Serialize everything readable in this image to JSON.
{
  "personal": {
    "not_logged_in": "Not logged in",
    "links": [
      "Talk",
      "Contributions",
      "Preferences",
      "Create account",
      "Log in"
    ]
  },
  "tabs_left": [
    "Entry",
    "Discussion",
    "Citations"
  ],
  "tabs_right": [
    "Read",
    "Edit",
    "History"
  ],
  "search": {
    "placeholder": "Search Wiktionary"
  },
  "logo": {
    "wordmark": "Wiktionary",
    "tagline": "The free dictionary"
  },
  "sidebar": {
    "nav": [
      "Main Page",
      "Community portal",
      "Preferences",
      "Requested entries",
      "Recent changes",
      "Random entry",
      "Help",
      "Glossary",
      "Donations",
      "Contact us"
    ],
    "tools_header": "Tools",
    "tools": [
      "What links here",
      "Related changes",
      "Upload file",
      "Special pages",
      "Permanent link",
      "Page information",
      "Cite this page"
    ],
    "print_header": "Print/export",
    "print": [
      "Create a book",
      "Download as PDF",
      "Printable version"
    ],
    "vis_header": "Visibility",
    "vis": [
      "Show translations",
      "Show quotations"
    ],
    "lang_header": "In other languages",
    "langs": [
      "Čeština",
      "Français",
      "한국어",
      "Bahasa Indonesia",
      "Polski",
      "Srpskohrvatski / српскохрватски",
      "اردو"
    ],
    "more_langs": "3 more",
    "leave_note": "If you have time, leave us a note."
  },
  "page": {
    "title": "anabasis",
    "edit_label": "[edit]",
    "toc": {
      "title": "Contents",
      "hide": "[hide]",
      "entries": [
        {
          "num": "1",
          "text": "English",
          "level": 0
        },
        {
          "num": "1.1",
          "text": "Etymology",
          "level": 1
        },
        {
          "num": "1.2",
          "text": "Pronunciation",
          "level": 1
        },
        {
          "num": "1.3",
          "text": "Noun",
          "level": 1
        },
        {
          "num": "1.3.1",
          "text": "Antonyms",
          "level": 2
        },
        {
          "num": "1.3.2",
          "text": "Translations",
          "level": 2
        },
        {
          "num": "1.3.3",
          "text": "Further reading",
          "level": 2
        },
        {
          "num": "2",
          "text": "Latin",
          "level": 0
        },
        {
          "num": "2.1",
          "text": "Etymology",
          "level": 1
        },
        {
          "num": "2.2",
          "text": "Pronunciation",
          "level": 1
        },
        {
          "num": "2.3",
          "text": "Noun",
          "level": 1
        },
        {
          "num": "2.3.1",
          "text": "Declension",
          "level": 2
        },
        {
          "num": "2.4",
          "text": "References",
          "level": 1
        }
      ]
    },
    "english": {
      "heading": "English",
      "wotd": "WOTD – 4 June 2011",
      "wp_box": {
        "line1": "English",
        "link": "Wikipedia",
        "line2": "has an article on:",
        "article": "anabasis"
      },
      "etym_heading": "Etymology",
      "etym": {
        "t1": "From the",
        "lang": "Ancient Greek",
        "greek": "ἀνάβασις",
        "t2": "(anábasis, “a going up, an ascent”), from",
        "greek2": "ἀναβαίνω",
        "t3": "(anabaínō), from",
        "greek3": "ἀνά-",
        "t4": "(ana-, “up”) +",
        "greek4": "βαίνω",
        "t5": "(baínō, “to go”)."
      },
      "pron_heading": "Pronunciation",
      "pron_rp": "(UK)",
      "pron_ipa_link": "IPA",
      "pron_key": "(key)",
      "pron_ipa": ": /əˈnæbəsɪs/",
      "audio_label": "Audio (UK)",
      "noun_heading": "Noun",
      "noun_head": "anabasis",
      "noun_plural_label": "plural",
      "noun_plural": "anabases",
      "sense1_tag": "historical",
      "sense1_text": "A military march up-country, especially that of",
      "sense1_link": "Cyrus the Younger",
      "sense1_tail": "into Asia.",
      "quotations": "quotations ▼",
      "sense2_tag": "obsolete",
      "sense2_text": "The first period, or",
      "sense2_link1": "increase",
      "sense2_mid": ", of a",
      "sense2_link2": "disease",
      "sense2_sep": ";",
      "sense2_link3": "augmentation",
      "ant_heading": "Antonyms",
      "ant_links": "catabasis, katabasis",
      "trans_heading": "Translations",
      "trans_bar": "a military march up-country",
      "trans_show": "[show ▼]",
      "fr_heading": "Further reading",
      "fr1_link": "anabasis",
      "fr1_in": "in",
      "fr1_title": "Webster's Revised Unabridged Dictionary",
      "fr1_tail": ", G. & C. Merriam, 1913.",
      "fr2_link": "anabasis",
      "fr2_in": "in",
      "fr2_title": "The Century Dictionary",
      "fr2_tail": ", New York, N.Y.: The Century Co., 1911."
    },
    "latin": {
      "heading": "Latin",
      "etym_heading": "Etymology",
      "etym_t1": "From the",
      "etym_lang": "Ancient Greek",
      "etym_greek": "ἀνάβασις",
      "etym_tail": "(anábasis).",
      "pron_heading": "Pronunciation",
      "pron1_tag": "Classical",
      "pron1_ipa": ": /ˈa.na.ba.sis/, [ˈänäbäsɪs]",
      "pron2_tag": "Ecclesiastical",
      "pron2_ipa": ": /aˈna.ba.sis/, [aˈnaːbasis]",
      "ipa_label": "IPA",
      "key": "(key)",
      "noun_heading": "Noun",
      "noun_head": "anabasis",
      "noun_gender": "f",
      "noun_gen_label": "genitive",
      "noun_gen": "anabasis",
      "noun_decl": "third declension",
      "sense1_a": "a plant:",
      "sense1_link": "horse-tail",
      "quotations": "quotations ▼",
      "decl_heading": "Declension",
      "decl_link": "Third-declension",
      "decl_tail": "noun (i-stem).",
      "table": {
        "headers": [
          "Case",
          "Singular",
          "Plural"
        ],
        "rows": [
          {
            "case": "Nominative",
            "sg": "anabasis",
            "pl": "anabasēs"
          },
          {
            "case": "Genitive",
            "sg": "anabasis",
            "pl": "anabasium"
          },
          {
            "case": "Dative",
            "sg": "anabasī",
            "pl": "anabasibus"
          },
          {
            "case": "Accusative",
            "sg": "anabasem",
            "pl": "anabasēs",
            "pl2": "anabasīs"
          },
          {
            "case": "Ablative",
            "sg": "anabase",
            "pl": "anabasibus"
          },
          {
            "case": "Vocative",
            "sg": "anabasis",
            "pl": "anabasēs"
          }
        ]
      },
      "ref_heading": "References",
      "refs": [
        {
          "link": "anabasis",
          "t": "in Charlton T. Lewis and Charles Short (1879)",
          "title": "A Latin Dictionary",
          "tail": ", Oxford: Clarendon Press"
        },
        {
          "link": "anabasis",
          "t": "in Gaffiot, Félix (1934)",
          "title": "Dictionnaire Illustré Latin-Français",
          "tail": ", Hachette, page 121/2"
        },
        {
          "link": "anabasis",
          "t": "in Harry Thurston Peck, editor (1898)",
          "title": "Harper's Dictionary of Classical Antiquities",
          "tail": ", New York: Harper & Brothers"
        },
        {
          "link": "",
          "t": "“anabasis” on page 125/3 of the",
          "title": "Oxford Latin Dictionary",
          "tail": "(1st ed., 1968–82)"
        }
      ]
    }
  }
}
======
■ TASK INSTRUCTIONS:
Please return the data above exactly as given.

■ FINAL RESULT:
Serialize everything readable in this image to JSON.
{
  "personal": {
    "not_logged_in": "Not logged in",
    "links": [
      "Talk",
      "Contributions",
      "Preferences",
      "Create account",
      "Log in"
    ]
  },
  "tabs_left": [
    "Entry",
    "Discussion",
    "Citations"
  ],
  "tabs_right": [
    "Read",
    "Edit",
    "History"
  ],
  "search": {
    "placeholder": "Search Wiktionary"
  },
  "logo": {
    "wordmark": "Wiktionary",
    "tagline": "The free dictionary"
  },
  "sidebar": {
    "nav": [
      "Main Page",
      "Community portal",
      "Preferences",
      "Requested entries",
      "Recent changes",
      "Random entry",
      "Help",
      "Glossary",
      "Donations",
      "Contact us"
    ],
    "tools_header": "Tools",
    "tools": [
      "What links here",
      "Related changes",
      "Upload file",
      "Special pages",
      "Permanent link",
      "Page information",
      "Cite this page"
    ],
    "print_header": "Print/export",
    "print": [
      "Create a book",
      "Download as PDF",
      "Printable version"
    ],
    "vis_header": "Visibility",
    "vis": [
      "Show translations",
      "Show quotations"
    ],
    "lang_header": "In other languages",
    "langs": [
      "Čeština",
      "Français",
      "한국어",
      "Bahasa Indonesia",
      "Polski",
      "Srpskohrvatski / српскохрватски",
      "اردو"
    ],
    "more_langs": "3 more",
    "leave_note": "If you have time, leave us a note."
  },
  "page": {
    "title": "anabasis",
    "edit_label": "[edit]",
    "toc": {
      "title": "Contents",
      "hide": "[hide]",
      "entries": [
        {
          "num": "1",
          "text": "English",
          "level": 0
        },
        {
          "num": "1.1",
          "text": "Etymology",
          "level": 1
        },
        {
          "num": "1.2",
          "text": "Pronunciation",
          "level": 1
        },
        {
          "num": "1.3",
          "text": "Noun",
          "level": 1
        },
        {
          "num": "1.3.1",
          "text": "Antonyms",
          "level": 2
        },
        {
          "num": "1.3.2",
          "text": "Translations",
          "level": 2
        },
        {
          "num": "1.3.3",
          "text": "Further reading",
          "level": 2
        },
        {
          "num": "2",
          "text": "Latin",
          "level": 0
        },
        {
          "num": "2.1",
          "text": "Etymology",
          "level": 1
        },
        {
          "num": "2.2",
          "text": "Pronunciation",
          "level": 1
        },
        {
          "num": "2.3",
          "text": "Noun",
          "level": 1
        },
        {
          "num": "2.3.1",
          "text": "Declension",
          "level": 2
        },
        {
          "num": "2.4",
          "text": "References",
          "level": 1
        }
      ]
    },
    "english": {
      "heading": "English",
      "wotd": "WOTD – 4 June 2011",
      "wp_box": {
        "line1": "English",
        "link": "Wikipedia",
        "line2": "has an article on:",
        "article": "anabasis"
      },
      "etym_heading": "Etymology",
      "etym": {
        "t1": "From the",
        "lang": "Ancient Greek",
        "greek": "ἀνάβασις",
        "t2": "(anábasis, “a going up, an ascent”), from",
        "greek2": "ἀναβαίνω",
        "t3": "(anabaínō), from",
        "greek3": "ἀνά-",
        "t4": "(ana-, “up”) +",
        "greek4": "βαίνω",
        "t5": "(baínō, “to go”)."
      },
      "pron_heading": "Pronunciation",
      "pron_rp": "(UK)",
      "pron_ipa_link": "IPA",
      "pron_key": "(key)",
      "pron_ipa": ": /əˈnæbəsɪs/",
      "audio_label": "Audio (UK)",
      "noun_heading": "Noun",
      "noun_head": "anabasis",
      "noun_plural_label": "plural",
      "noun_plural": "anabases",
      "sense1_tag": "historical",
      "sense1_text": "A military march up-country, especially that of",
      "sense1_link": "Cyrus the Younger",
      "sense1_tail": "into Asia.",
      "quotations": "quotations ▼",
      "sense2_tag": "obsolete",
      "sense2_text": "The first period, or",
      "sense2_link1": "increase",
      "sense2_mid": ", of a",
      "sense2_link2": "disease",
      "sense2_sep": ";",
      "sense2_link3": "augmentation",
      "ant_heading": "Antonyms",
      "ant_links": "catabasis, katabasis",
      "trans_heading": "Translations",
      "trans_bar": "a military march up-country",
      "trans_show": "[show ▼]",
      "fr_heading": "Further reading",
      "fr1_link": "anabasis",
      "fr1_in": "in",
      "fr1_title": "Webster's Revised Unabridged Dictionary",
      "fr1_tail": ", G. & C. Merriam, 1913.",
      "fr2_link": "anabasis",
      "fr2_in": "in",
      "fr2_title": "The Century Dictionary",
      "fr2_tail": ", New York, N.Y.: The Century Co., 1911."
    },
    "latin": {
      "heading": "Latin",
      "etym_heading": "Etymology",
      "etym_t1": "From the",
      "etym_lang": "Ancient Greek",
      "etym_greek": "ἀνάβασις",
      "etym_tail": "(anábasis).",
      "pron_heading": "Pronunciation",
      "pron1_tag": "Classical",
      "pron1_ipa": ": /ˈa.na.ba.sis/, [ˈänäbäsɪs]",
      "pron2_tag": "Ecclesiastical",
      "pron2_ipa": ": /aˈna.ba.sis/, [aˈnaːbasis]",
      "ipa_label": "IPA",
      "key": "(key)",
      "noun_heading": "Noun",
      "noun_head": "anabasis",
      "noun_gender": "f",
      "noun_gen_label": "genitive",
      "noun_gen": "anabasis",
      "noun_decl": "third declension",
      "sense1_a": "a plant:",
      "sense1_link": "horse-tail",
      "quotations": "quotations ▼",
      "decl_heading": "Declension",
      "decl_link": "Third-declension",
      "decl_tail": "noun (i-stem).",
      "table": {
        "headers": [
          "Case",
          "Singular",
          "Plural"
        ],
        "rows": [
          {
            "case": "Nominative",
            "sg": "anabasis",
            "pl": "anabasēs"
          },
          {
            "case": "Genitive",
            "sg": "anabasis",
            "pl": "anabasium"
          },
          {
            "case": "Dative",
            "sg": "anabasī",
            "pl": "anabasibus"
          },
          {
            "case": "Accusative",
            "sg": "anabasem",
            "pl": "anabasēs",
            "pl2": "anabasīs"
          },
          {
            "case": "Ablative",
            "sg": "anabase",
            "pl": "anabasibus"
          },
          {
            "case": "Vocative",
            "sg": "anabasis",
            "pl": "anabasēs"
          }
        ]
      },
      "ref_heading": "References",
      "refs": [
        {
          "link": "anabasis",
          "t": "in Charlton T. Lewis and Charles Short (1879)",
          "title": "A Latin Dictionary",
          "tail": ", Oxford: Clarendon Press"
        },
        {
          "link": "anabasis",
          "t": "in Gaffiot, Félix (1934)",
          "title": "Dictionnaire Illustré Latin-Français",
          "tail": ", Hachette, page 121/2"
        },
        {
          "link": "anabasis",
          "t": "in Harry Thurston Peck, editor (1898)",
          "title": "Harper's Dictionary of Classical Antiquities",
          "tail": ", New York: Harper & Brothers"
        },
        {
          "link": "",
          "t": "“anabasis” on page 125/3 of the",
          "title": "Oxford Latin Dictionary",
          "tail": "(1st ed., 1968–82)"
        }
      ]
    }
  }
}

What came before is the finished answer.